-- start Provided data --

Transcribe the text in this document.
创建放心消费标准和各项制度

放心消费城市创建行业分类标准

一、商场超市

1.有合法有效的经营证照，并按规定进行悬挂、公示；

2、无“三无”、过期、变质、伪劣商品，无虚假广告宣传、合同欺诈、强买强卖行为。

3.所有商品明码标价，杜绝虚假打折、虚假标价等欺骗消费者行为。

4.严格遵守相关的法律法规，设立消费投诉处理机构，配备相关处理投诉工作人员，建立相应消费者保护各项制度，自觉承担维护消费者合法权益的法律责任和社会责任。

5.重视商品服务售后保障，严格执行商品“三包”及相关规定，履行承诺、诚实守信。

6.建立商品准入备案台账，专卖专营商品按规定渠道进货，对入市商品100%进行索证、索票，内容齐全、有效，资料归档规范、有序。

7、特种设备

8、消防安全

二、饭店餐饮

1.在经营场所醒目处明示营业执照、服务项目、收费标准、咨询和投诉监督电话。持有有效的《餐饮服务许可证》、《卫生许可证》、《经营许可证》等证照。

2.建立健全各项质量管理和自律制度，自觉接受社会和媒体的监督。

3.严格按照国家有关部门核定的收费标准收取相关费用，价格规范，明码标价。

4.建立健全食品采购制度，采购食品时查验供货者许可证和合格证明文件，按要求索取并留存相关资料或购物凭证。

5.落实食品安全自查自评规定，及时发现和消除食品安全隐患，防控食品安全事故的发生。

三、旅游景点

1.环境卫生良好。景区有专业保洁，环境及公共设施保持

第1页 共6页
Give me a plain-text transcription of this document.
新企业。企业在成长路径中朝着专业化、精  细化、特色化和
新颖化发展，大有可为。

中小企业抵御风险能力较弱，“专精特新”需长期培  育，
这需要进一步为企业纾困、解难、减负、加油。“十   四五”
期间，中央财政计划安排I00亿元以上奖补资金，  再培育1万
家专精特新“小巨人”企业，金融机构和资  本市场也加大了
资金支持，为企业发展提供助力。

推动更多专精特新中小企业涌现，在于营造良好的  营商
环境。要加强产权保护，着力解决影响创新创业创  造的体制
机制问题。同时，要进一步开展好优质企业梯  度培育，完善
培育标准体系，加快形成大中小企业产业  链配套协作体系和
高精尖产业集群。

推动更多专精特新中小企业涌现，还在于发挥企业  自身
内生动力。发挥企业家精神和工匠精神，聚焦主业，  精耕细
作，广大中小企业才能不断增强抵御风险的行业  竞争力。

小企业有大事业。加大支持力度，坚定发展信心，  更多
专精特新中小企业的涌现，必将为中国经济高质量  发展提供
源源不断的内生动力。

-- end Provided data --

- [Set exercise]
Reproduce each record shown above without altering a single word.

- [Problem solution]
Transcribe the text in this document.
创建放心消费标准和各项制度

放心消费城市创建行业分类标准

一、商场超市

1.有合法有效的经营证照，并按规定进行悬挂、公示；

2、无“三无”、过期、变质、伪劣商品，无虚假广告宣传、合同欺诈、强买强卖行为。

3.所有商品明码标价，杜绝虚假打折、虚假标价等欺骗消费者行为。

4.严格遵守相关的法律法规，设立消费投诉处理机构，配备相关处理投诉工作人员，建立相应消费者保护各项制度，自觉承担维护消费者合法权益的法律责任和社会责任。

5.重视商品服务售后保障，严格执行商品“三包”及相关规定，履行承诺、诚实守信。

6.建立商品准入备案台账，专卖专营商品按规定渠道进货，对入市商品100%进行索证、索票，内容齐全、有效，资料归档规范、有序。

7、特种设备

8、消防安全

二、饭店餐饮

1.在经营场所醒目处明示营业执照、服务项目、收费标准、咨询和投诉监督电话。持有有效的《餐饮服务许可证》、《卫生许可证》、《经营许可证》等证照。

2.建立健全各项质量管理和自律制度，自觉接受社会和媒体的监督。

3.严格按照国家有关部门核定的收费标准收取相关费用，价格规范，明码标价。

4.建立健全食品采购制度，采购食品时查验供货者许可证和合格证明文件，按要求索取并留存相关资料或购物凭证。

5.落实食品安全自查自评规定，及时发现和消除食品安全隐患，防控食品安全事故的发生。

三、旅游景点

1.环境卫生良好。景区有专业保洁，环境及公共设施保持

第1页 共6页
Give me a plain-text transcription of this document.
新企业。企业在成长路径中朝着专业化、精  细化、特色化和
新颖化发展，大有可为。

中小企业抵御风险能力较弱，“专精特新”需长期培  育，
这需要进一步为企业纾困、解难、减负、加油。“十   四五”
期间，中央财政计划安排I00亿元以上奖补资金，  再培育1万
家专精特新“小巨人”企业，金融机构和资  本市场也加大了
资金支持，为企业发展提供助力。

推动更多专精特新中小企业涌现，在于营造良好的  营商
环境。要加强产权保护，着力解决影响创新创业创  造的体制
机制问题。同时，要进一步开展好优质企业梯  度培育，完善
培育标准体系，加快形成大中小企业产业  链配套协作体系和
高精尖产业集群。

推动更多专精特新中小企业涌现，还在于发挥企业  自身
内生动力。发挥企业家精神和工匠精神，聚焦主业，  精耕细
作，广大中小企业才能不断增强抵御风险的行业  竞争力。

小企业有大事业。加大支持力度，坚定发展信心，  更多
专精特新中小企业的涌现，必将为中国经济高质量  发展提供
源源不断的内生动力。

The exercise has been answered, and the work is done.